**BRIEF**
Your task is to filter the data below down to the lines holding "terminie".

==== ENTRIES SHOWN

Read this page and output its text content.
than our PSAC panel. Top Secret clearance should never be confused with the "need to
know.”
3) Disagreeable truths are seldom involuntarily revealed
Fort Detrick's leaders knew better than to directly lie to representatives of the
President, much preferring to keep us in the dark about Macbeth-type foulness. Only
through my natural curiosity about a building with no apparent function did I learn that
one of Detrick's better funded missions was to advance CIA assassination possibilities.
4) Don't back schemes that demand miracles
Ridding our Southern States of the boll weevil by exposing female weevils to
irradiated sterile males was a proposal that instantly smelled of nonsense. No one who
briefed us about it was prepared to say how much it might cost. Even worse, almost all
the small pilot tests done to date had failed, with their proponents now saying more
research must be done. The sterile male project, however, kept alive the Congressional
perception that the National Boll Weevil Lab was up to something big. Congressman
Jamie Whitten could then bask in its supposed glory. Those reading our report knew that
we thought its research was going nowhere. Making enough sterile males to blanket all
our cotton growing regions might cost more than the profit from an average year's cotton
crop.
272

========
==== ENTRIES SHOWN

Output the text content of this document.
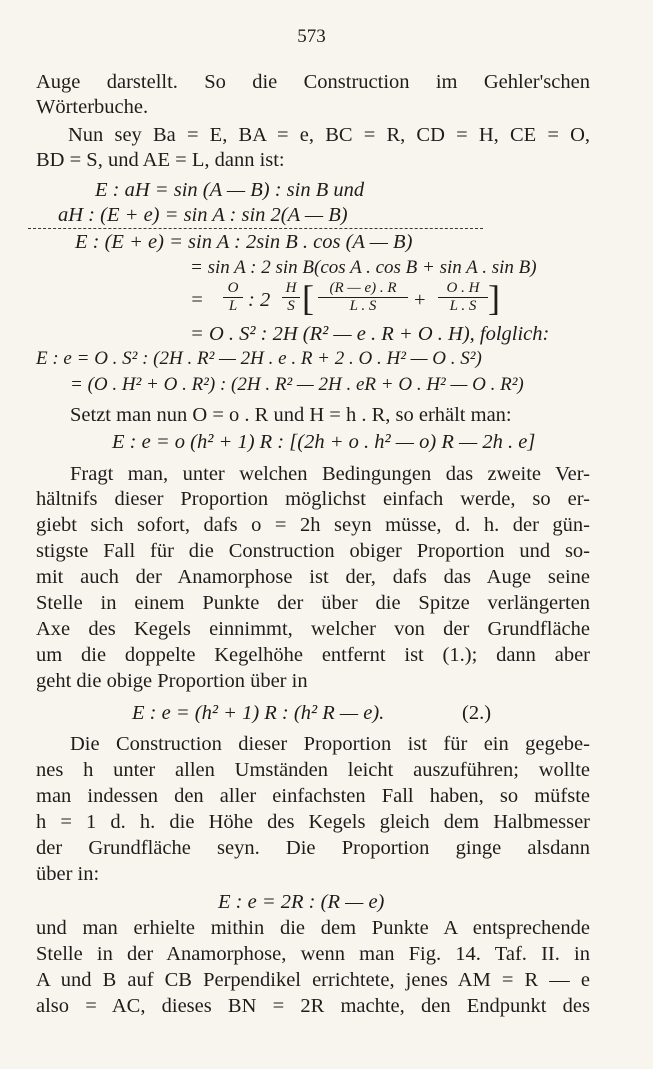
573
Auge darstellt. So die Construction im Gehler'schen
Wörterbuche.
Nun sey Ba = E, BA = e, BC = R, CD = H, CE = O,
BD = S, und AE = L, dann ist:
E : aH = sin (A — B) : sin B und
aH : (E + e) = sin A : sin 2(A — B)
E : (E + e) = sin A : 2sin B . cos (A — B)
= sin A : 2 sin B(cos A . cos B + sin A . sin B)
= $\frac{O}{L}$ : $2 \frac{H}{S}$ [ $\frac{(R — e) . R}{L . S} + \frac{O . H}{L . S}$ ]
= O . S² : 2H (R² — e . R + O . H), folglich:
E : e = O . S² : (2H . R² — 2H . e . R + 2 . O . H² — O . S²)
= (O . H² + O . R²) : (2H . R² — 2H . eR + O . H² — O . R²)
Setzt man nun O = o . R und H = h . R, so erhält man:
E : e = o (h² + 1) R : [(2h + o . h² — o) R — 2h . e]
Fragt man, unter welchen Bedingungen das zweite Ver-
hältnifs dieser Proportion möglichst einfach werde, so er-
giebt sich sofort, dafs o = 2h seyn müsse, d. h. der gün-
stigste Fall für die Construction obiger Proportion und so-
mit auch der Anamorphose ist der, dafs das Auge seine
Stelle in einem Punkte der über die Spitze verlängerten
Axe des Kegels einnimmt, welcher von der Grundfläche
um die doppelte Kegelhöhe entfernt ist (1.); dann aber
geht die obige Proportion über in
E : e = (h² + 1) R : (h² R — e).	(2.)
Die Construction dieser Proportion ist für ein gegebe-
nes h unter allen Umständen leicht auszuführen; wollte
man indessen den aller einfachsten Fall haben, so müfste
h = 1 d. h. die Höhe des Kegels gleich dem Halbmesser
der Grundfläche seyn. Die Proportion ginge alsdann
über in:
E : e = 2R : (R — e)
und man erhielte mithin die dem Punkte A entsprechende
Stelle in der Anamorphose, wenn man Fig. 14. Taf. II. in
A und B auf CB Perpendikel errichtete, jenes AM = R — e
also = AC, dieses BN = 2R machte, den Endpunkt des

========
==== ENTRIES SHOWN

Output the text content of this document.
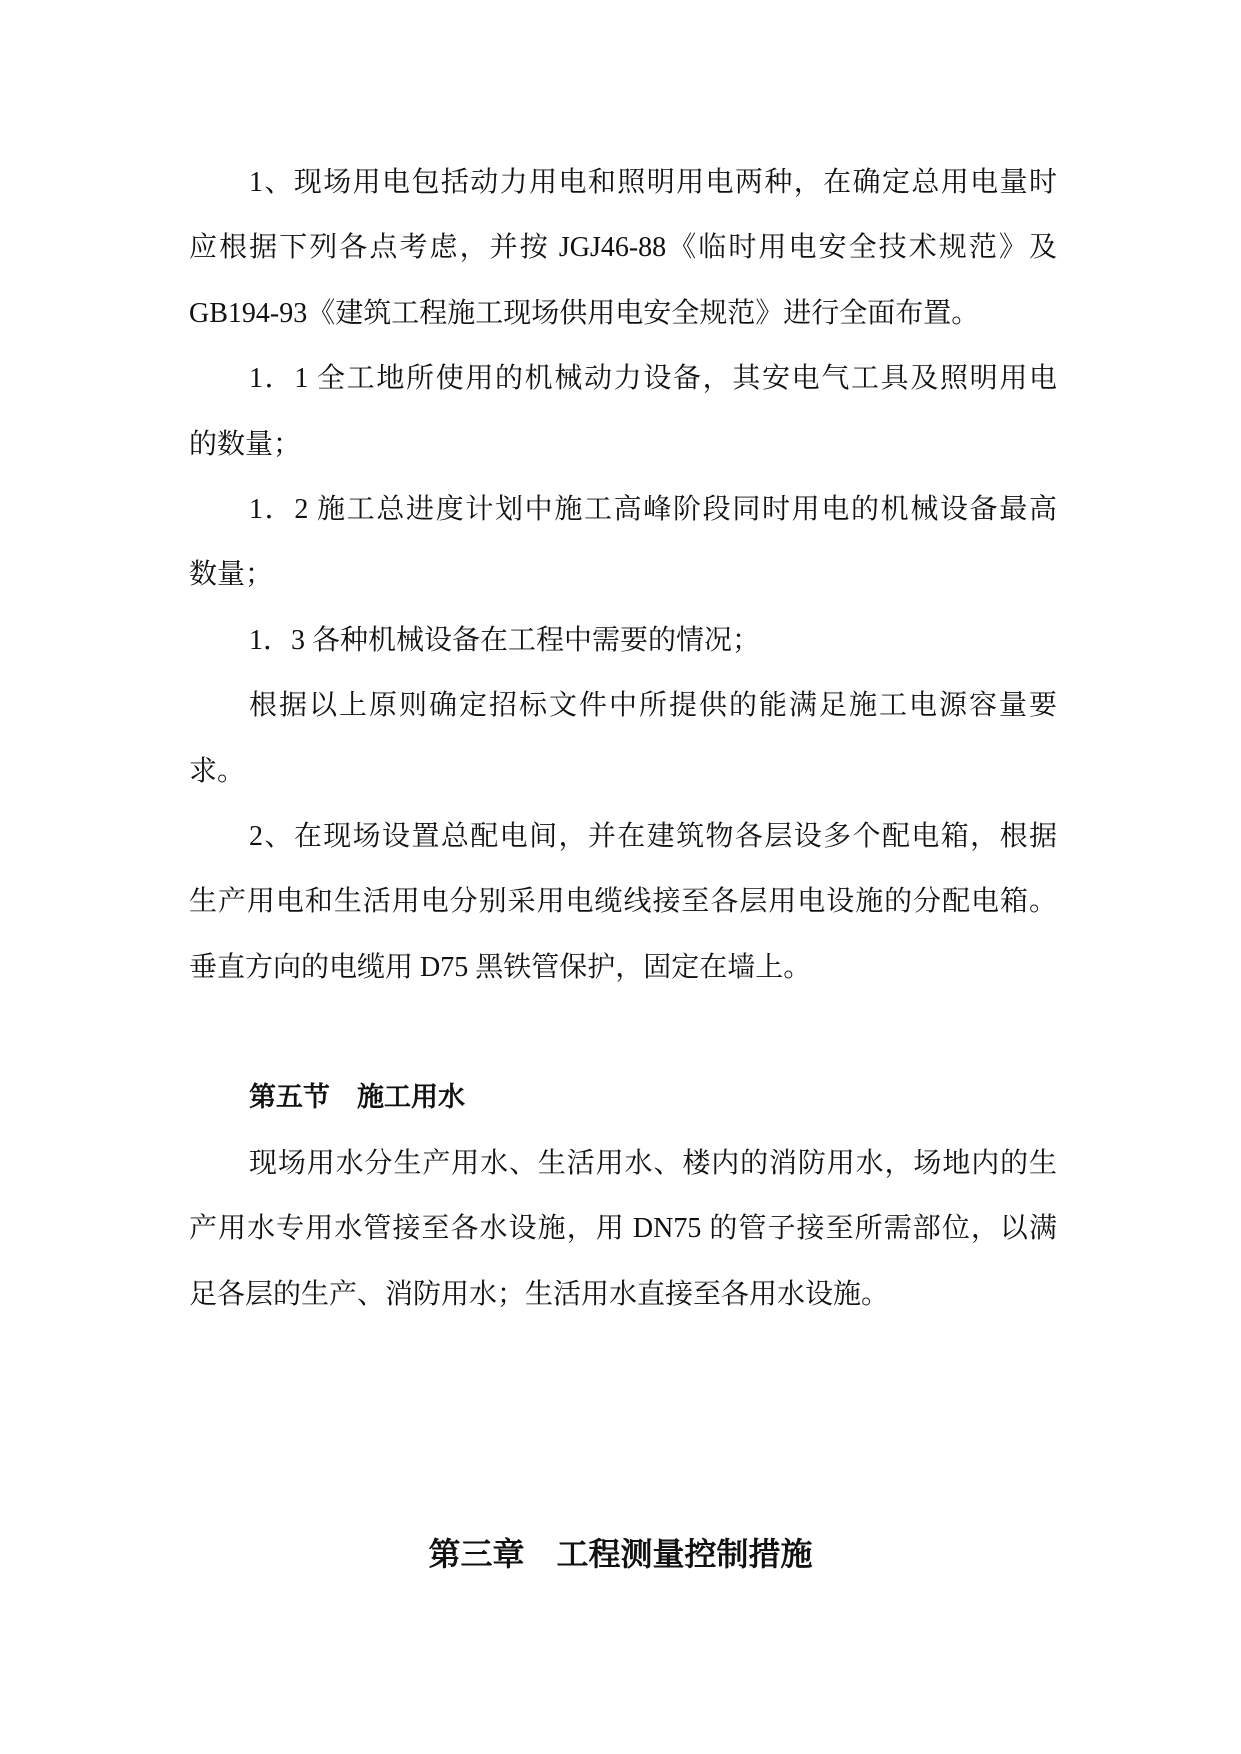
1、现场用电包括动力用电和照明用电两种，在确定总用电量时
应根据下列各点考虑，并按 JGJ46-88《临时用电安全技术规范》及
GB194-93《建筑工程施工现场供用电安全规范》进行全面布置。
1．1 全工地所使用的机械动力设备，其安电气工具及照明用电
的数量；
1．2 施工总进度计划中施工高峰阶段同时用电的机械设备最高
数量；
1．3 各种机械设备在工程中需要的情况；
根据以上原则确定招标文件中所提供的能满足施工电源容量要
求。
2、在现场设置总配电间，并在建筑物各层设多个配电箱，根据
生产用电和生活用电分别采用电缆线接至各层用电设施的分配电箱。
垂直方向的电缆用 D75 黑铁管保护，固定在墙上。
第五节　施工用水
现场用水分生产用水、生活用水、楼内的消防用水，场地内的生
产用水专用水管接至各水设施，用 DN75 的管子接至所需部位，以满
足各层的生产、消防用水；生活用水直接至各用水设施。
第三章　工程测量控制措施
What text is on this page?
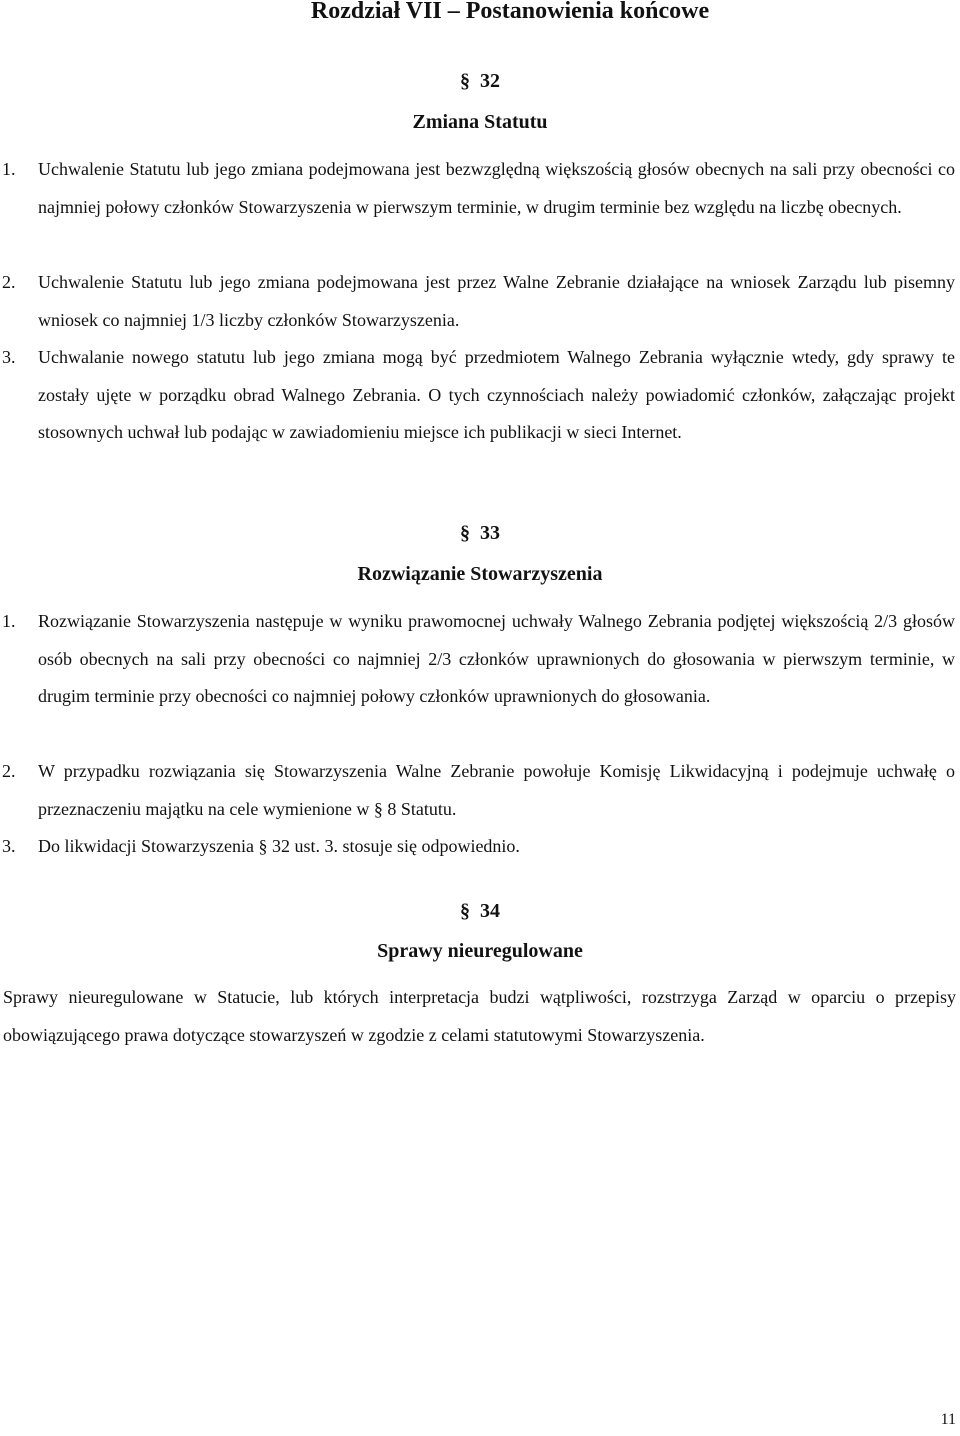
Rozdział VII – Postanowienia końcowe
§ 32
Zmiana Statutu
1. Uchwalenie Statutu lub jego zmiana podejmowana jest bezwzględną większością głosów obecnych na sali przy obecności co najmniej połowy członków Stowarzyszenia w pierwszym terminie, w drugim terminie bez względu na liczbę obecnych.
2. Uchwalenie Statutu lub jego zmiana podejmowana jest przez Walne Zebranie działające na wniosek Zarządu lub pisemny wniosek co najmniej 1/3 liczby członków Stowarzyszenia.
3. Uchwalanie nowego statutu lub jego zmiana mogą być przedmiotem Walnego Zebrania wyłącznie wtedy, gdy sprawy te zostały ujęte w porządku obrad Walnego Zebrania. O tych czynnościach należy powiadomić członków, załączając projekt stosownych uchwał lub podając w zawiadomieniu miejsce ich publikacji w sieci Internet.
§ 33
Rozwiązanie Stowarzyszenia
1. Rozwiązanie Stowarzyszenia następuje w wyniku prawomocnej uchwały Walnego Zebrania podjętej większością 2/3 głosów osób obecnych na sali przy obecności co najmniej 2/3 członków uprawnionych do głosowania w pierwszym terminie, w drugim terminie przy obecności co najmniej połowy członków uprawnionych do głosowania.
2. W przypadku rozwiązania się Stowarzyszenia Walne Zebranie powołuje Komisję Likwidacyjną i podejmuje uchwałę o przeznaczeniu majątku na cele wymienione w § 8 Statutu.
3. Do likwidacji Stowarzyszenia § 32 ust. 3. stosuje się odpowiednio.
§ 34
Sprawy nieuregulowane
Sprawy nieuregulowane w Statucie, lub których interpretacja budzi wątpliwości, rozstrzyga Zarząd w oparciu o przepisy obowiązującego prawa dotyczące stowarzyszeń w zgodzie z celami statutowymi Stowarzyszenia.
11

========

**TASK SOLUTION**
1. Uchwalenie Statutu lub jego zmiana podejmowana jest bezwzględną większością głosów obecnych na sali przy obecności co najmniej połowy członków Stowarzyszenia w pierwszym terminie, w drugim terminie bez względu na liczbę obecnych.
1. Rozwiązanie Stowarzyszenia następuje w wyniku prawomocnej uchwały Walnego Zebrania podjętej większością 2/3 głosów osób obecnych na sali przy obecności co najmniej 2/3 członków uprawnionych do głosowania w pierwszym terminie, w drugim terminie przy obecności co najmniej połowy członków uprawnionych do głosowania.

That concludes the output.